_Task goal_.
List the lines of this listing that hold the word "sonora".

**** Task data ****

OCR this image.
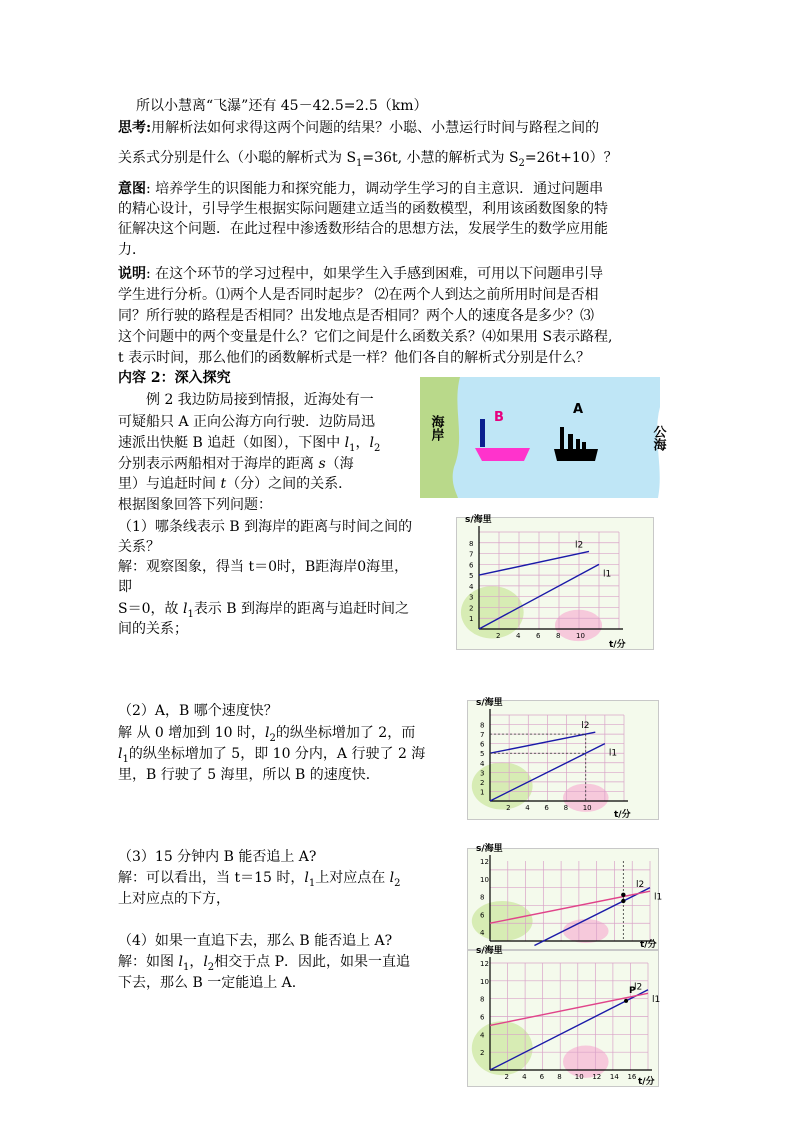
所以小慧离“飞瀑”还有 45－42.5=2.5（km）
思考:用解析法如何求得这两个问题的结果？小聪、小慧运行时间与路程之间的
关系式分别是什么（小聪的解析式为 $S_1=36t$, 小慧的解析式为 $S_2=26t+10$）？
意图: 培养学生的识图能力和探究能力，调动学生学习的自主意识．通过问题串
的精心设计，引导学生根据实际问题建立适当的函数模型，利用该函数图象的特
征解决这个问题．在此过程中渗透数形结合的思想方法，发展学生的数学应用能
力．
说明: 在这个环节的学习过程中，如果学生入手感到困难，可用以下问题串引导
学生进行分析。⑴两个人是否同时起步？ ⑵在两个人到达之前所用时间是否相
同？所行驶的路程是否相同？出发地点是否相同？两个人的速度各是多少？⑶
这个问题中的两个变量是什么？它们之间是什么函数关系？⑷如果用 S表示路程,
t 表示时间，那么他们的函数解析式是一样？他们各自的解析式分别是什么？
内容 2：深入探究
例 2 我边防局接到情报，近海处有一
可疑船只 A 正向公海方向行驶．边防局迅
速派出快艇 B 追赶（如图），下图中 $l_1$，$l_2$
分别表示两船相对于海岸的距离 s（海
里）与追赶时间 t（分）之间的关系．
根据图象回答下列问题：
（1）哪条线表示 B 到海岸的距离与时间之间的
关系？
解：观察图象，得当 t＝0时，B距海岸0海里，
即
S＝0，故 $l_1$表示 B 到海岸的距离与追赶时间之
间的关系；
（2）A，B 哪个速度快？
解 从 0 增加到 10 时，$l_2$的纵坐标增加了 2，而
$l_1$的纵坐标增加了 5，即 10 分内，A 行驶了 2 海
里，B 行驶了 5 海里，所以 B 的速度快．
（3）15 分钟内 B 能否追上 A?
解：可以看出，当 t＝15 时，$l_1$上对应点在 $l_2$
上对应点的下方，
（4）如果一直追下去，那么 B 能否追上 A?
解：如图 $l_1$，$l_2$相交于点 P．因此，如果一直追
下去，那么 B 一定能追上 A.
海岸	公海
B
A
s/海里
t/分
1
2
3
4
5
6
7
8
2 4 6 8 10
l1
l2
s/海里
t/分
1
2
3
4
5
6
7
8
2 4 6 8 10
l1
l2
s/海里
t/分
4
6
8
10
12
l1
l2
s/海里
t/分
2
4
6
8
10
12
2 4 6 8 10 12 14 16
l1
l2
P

****
**** Task data ****

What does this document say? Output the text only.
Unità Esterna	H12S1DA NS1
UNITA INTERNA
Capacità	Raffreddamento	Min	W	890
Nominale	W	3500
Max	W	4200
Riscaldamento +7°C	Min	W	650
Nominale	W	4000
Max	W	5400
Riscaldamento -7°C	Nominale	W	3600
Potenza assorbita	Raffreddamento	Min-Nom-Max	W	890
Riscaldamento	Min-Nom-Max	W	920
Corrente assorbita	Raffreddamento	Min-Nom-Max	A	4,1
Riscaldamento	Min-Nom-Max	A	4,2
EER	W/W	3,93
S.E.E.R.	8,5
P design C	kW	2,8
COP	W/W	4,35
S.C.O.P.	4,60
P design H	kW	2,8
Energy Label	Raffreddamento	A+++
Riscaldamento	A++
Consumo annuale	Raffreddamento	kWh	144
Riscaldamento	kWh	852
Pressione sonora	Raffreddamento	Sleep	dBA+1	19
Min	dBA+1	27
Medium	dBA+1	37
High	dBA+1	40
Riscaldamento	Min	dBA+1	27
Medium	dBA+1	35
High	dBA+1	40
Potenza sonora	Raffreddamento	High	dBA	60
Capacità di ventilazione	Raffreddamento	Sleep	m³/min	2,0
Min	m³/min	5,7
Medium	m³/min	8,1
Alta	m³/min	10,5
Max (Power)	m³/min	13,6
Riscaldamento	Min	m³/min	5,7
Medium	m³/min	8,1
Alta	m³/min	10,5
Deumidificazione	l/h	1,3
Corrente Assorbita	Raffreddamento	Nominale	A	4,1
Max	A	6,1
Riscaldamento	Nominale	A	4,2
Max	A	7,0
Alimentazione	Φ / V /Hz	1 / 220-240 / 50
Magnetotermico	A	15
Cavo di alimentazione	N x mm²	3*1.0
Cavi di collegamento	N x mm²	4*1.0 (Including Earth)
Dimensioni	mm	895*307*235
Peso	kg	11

****
**** Task data ****

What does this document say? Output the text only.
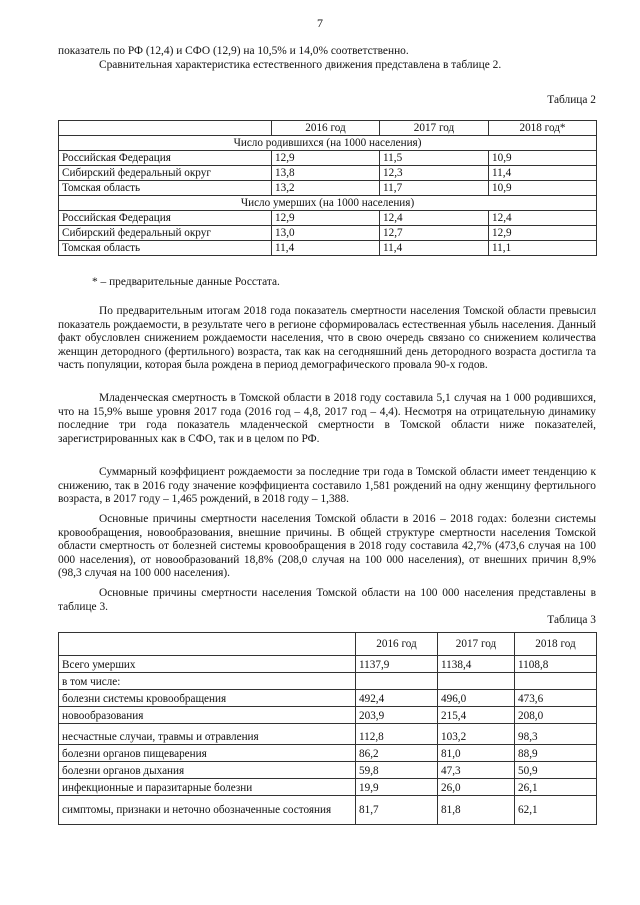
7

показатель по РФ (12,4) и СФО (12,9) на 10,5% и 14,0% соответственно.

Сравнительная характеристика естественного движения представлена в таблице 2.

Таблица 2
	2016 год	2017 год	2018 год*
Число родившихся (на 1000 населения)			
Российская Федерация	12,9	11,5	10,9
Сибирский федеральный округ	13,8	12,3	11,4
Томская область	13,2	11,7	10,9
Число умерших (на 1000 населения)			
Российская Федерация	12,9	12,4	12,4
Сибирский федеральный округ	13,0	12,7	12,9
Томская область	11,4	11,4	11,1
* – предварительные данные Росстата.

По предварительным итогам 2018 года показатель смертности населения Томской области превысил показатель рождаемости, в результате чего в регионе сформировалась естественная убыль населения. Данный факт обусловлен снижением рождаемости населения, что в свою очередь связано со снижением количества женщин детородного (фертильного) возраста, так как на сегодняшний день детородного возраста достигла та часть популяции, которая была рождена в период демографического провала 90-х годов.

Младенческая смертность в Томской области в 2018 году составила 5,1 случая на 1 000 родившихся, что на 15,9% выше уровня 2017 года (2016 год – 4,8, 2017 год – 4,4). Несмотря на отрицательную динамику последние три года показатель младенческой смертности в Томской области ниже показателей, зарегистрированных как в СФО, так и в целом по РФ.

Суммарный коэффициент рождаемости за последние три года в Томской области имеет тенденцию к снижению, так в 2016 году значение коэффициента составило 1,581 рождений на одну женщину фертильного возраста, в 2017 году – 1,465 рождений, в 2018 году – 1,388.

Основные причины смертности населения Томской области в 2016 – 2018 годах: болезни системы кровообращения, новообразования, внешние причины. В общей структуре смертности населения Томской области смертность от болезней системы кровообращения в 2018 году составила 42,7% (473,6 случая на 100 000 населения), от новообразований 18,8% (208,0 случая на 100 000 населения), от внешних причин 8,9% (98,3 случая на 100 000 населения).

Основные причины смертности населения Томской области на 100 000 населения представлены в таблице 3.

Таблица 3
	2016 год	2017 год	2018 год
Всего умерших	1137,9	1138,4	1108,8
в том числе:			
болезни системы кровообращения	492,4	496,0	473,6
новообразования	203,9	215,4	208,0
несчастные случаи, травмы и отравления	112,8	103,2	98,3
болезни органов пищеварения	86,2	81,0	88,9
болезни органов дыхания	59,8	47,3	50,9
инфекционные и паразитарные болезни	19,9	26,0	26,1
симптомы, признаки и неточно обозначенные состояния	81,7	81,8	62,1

****

_Solution_.
Pressione sonora	Raffreddamento	Sleep	dBA+1	19
Potenza sonora	Raffreddamento	High	dBA	60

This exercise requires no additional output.